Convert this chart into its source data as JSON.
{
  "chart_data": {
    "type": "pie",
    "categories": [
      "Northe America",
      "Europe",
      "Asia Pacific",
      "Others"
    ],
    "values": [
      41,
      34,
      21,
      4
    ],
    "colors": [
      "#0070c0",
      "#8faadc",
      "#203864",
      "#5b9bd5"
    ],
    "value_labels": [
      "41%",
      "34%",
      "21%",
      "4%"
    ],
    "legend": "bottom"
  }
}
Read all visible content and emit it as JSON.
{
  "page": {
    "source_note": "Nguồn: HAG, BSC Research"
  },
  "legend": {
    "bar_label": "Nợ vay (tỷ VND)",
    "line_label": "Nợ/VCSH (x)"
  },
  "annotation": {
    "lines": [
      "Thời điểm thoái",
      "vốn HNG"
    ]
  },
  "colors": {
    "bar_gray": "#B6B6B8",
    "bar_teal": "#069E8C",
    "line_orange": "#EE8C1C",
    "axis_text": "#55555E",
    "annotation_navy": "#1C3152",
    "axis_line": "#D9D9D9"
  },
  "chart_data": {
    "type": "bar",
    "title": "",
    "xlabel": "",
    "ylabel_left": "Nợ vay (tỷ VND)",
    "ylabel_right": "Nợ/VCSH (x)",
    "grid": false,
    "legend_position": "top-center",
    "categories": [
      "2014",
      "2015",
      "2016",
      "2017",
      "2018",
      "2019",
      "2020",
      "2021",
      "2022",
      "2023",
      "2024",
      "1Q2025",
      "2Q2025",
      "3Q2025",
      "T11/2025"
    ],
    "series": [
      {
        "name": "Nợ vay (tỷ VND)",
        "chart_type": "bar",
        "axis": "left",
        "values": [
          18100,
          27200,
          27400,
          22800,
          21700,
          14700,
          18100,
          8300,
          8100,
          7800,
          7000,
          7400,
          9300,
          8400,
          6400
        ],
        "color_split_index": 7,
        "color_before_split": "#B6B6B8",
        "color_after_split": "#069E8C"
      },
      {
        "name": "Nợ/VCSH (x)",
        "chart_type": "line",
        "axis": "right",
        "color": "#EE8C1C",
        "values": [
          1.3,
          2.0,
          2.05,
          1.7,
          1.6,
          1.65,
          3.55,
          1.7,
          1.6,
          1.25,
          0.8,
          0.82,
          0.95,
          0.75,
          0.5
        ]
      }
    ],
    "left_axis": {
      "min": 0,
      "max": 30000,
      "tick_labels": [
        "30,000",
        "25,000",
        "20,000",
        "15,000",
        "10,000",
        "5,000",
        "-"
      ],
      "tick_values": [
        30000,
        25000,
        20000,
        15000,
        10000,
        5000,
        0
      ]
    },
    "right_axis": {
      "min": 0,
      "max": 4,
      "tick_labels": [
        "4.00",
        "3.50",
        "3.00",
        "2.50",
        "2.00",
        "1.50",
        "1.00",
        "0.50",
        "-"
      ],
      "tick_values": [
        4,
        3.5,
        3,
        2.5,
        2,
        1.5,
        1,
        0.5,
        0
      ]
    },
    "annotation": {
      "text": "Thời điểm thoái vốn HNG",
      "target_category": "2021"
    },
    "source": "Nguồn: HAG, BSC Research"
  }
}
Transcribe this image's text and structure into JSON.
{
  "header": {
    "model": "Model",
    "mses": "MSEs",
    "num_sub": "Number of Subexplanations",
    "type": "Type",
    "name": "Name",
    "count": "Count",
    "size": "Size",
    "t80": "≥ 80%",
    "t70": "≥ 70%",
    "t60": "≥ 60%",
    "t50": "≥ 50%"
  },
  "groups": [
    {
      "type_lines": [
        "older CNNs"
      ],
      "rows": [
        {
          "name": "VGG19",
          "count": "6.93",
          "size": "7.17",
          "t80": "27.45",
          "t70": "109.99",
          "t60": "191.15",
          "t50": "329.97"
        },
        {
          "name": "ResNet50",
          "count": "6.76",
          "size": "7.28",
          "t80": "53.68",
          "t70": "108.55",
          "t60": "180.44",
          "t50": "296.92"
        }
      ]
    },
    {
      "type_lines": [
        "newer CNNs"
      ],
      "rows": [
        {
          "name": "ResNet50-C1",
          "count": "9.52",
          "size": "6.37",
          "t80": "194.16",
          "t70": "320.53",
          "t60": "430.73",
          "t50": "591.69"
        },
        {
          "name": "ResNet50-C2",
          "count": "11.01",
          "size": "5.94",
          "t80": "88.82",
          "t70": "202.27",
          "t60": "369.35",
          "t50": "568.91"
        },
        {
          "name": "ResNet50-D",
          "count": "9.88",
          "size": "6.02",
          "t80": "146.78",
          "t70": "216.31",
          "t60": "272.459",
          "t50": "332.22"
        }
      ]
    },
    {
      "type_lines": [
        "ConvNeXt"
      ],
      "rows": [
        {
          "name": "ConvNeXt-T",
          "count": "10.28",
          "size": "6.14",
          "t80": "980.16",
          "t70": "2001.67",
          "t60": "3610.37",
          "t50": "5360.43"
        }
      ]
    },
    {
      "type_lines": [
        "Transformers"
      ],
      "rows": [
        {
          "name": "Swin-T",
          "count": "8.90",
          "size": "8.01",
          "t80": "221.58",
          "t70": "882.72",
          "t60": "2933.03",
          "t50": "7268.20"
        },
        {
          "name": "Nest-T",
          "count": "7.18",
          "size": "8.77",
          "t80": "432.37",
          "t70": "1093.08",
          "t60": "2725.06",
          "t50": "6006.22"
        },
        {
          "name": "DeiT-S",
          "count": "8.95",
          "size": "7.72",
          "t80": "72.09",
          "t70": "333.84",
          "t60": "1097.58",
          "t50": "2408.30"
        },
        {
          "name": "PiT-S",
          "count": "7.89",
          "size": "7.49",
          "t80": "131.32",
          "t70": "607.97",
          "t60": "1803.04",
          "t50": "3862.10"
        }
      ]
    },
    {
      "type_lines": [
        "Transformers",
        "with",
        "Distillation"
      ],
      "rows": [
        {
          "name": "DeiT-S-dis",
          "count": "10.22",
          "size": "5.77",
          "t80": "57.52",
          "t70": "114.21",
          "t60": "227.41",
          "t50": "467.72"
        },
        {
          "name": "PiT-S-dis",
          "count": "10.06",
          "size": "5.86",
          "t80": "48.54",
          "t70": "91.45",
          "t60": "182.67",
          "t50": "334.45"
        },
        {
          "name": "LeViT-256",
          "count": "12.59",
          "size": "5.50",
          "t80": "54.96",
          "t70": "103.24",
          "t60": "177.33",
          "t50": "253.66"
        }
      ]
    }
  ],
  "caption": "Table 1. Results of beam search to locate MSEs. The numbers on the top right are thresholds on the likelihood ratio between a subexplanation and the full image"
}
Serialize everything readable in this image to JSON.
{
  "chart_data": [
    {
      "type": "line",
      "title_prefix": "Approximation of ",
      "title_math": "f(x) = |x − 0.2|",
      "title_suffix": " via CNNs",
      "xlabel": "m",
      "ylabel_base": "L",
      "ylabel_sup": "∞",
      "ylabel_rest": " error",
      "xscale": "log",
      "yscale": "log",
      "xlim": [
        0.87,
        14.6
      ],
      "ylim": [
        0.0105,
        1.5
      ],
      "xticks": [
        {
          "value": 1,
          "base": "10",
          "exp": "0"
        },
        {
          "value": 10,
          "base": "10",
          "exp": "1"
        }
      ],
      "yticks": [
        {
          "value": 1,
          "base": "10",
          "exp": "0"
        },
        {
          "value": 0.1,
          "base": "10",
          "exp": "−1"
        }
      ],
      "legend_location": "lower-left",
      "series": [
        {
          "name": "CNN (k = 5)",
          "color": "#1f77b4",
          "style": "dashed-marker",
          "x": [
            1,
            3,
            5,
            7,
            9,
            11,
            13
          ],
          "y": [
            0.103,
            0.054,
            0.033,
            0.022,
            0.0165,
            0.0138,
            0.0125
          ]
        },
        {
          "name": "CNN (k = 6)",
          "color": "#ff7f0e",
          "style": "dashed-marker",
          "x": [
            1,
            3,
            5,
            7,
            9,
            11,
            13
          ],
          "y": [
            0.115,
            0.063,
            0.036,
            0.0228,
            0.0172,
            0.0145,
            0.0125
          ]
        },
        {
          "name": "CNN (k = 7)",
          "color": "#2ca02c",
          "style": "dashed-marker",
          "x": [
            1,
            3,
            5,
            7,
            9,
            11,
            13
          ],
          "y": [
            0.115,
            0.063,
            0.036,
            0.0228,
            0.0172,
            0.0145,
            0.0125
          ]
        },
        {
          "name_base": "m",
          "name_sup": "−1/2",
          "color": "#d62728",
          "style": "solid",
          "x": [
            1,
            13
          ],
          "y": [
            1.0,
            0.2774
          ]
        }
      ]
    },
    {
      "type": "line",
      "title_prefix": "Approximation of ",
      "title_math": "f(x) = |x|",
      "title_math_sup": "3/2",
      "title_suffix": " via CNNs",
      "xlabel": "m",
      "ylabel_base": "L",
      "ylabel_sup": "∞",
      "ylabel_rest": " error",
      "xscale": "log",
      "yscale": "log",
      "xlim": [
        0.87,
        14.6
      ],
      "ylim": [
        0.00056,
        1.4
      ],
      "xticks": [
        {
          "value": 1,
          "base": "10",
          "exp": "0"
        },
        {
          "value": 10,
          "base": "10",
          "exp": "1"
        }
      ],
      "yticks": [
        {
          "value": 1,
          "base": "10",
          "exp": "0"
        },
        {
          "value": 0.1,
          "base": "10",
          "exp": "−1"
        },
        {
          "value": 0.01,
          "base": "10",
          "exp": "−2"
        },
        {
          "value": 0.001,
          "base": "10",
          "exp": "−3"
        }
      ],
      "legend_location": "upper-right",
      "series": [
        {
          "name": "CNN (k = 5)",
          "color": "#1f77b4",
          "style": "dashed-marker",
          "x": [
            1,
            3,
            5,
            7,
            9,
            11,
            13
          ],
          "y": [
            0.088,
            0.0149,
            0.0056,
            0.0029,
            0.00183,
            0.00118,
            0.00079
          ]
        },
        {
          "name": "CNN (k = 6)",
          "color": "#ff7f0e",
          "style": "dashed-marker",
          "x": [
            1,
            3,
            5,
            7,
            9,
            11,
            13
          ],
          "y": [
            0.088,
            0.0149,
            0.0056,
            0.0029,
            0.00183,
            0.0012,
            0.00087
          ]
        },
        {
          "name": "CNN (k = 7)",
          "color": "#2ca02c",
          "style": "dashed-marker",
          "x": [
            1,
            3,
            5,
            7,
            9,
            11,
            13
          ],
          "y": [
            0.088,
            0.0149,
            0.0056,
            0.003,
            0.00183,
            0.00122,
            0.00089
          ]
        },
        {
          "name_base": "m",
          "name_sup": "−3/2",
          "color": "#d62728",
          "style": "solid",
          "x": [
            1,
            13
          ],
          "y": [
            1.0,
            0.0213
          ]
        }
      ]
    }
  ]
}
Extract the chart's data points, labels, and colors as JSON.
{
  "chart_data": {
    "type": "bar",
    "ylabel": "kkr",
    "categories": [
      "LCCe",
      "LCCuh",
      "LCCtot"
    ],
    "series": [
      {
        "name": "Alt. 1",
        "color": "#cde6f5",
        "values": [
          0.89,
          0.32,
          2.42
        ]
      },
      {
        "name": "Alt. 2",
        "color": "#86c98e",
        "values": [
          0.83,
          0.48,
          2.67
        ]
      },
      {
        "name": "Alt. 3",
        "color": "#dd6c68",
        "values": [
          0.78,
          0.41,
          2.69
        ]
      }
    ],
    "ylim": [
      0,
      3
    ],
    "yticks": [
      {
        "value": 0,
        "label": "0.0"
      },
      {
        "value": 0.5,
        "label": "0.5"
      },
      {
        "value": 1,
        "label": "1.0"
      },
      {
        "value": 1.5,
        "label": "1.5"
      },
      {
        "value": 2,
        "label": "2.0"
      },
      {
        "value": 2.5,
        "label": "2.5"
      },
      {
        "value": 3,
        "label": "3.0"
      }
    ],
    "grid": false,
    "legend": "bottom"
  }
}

Required work: Gather every line from the listing above in which "image" appears, and copy those lines.

Answer to this task:
Transcribe this image's text and structure into JSON.
  "caption": "Table 1. Results of beam search to locate MSEs. The numbers on the top right are thresholds on the likelihood ratio between a subexplanation and the full image"
Serialize everything readable in this image to JSON.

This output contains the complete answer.